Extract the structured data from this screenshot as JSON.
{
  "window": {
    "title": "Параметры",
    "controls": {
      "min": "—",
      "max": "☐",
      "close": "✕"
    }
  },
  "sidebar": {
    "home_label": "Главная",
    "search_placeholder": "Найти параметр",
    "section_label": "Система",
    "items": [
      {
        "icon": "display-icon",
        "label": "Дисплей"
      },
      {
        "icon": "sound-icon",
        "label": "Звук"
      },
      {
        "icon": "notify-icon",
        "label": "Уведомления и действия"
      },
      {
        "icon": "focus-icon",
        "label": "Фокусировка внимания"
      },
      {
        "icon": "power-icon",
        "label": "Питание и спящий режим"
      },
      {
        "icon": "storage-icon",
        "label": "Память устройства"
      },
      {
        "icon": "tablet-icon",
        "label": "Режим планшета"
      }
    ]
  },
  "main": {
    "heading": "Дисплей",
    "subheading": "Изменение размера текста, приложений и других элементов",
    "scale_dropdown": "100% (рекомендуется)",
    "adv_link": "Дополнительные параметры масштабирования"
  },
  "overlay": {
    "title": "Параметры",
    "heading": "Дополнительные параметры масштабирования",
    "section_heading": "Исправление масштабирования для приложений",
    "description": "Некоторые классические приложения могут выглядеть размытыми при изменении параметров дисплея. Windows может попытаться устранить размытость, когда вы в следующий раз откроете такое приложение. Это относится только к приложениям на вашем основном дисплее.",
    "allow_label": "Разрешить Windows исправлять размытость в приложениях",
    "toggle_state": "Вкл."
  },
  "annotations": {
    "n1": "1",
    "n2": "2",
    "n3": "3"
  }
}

========================

Print the material once more, exactly.

> _EXERCISE RESULT_:
Extract the structured data from this screenshot as JSON.
{
  "window": {
    "title": "Параметры",
    "controls": {
      "min": "—",
      "max": "☐",
      "close": "✕"
    }
  },
  "sidebar": {
    "home_label": "Главная",
    "search_placeholder": "Найти параметр",
    "section_label": "Система",
    "items": [
      {
        "icon": "display-icon",
        "label": "Дисплей"
      },
      {
        "icon": "sound-icon",
        "label": "Звук"
      },
      {
        "icon": "notify-icon",
        "label": "Уведомления и действия"
      },
      {
        "icon": "focus-icon",
        "label": "Фокусировка внимания"
      },
      {
        "icon": "power-icon",
        "label": "Питание и спящий режим"
      },
      {
        "icon": "storage-icon",
        "label": "Память устройства"
      },
      {
        "icon": "tablet-icon",
        "label": "Режим планшета"
      }
    ]
  },
  "main": {
    "heading": "Дисплей",
    "subheading": "Изменение размера текста, приложений и других элементов",
    "scale_dropdown": "100% (рекомендуется)",
    "adv_link": "Дополнительные параметры масштабирования"
  },
  "overlay": {
    "title": "Параметры",
    "heading": "Дополнительные параметры масштабирования",
    "section_heading": "Исправление масштабирования для приложений",
    "description": "Некоторые классические приложения могут выглядеть размытыми при изменении параметров дисплея. Windows может попытаться устранить размытость, когда вы в следующий раз откроете такое приложение. Это относится только к приложениям на вашем основном дисплее.",
    "allow_label": "Разрешить Windows исправлять размытость в приложениях",
    "toggle_state": "Вкл."
  },
  "annotations": {
    "n1": "1",
    "n2": "2",
    "n3": "3"
  }
}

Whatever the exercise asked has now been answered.